-- Start EXCERPTED RECORDS --

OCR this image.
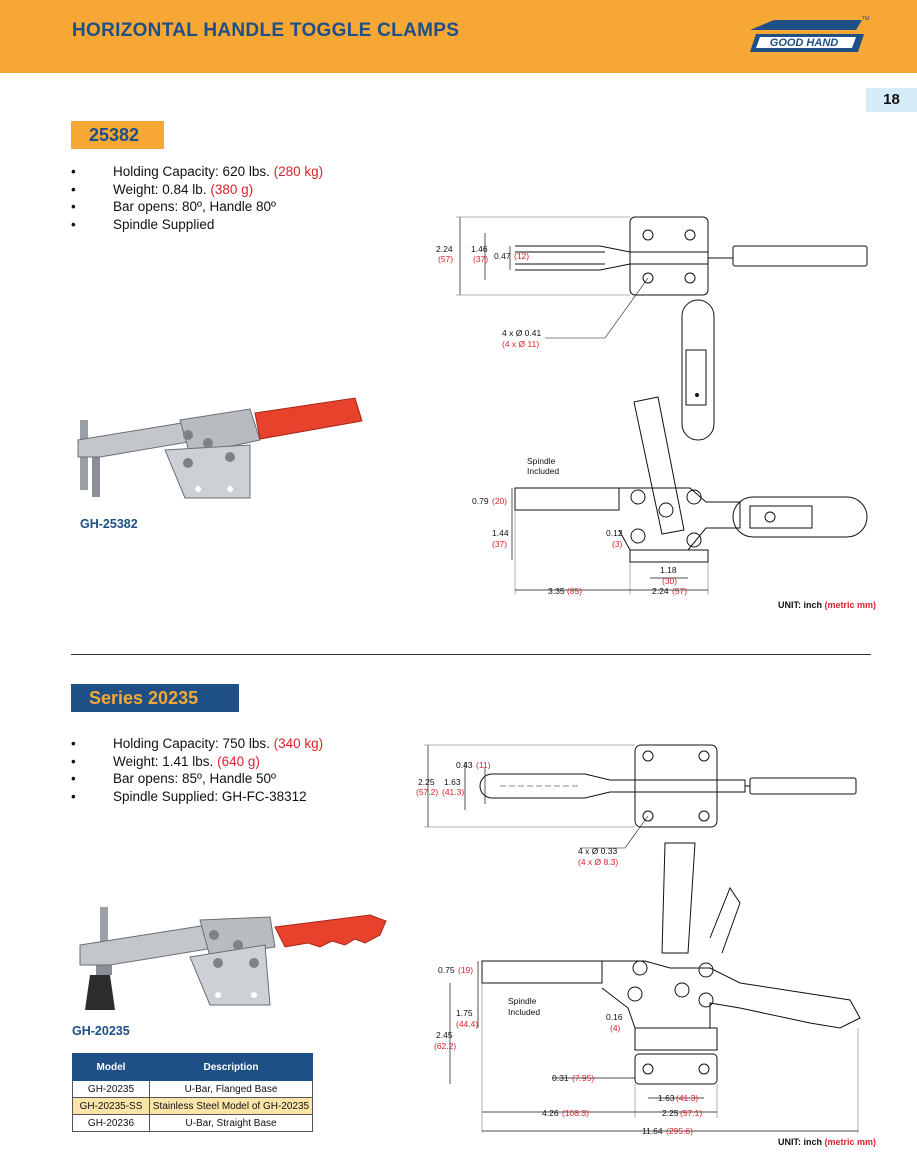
HORIZONTAL HANDLE TOGGLE CLAMPS
GOOD HAND
TM
18
25382
•	Holding Capacity: 620 lbs. (280 kg)
•	Weight: 0.84 lb. (380 g)
•	Bar opens: 80º, Handle 80º
•	Spindle Supplied
GH-25382
2.24
(57)
1.46
(37) 0.47 (12)
4 x Ø 0.41
(4 x Ø 11)
Spindle
Included
0.79 (20)
1.44
(37)
0.12
(3)
1.18
(30)
3.35 (85)	2.24 (57)
UNIT: inch (metric mm)
Series 20235
•	Holding Capacity: 750 lbs. (340 kg)
•	Weight: 1.41 lbs. (640 g)
•	Bar opens: 85º, Handle 50º
•	Spindle Supplied: GH-FC-38312
GH-20235
Model	Description
GH-20235	U-Bar, Flanged Base
GH-20235-SS	Stainless Steel Model of GH-20235
GH-20236	U-Bar, Straight Base
0.43 (11)
2.25
(57.2)
1.63
(41.3)
4 x Ø 0.33
(4 x Ø 8.3)
Spindle
Included
0.75 (19)
1.75
(44.4)
0.16
(4)
2.45
(62.2)
0.31 (7.95)
1.63 (41.3)
4.26 (108.3)	2.25 (57.1)
11.64 (295.6)
UNIT: inch (metric mm)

-- End EXCERPTED RECORDS --

Each line that holds the word "Capacity" is to be copied.

•	Holding Capacity: 620 lbs. (280 kg)
•	Holding Capacity: 750 lbs. (340 kg)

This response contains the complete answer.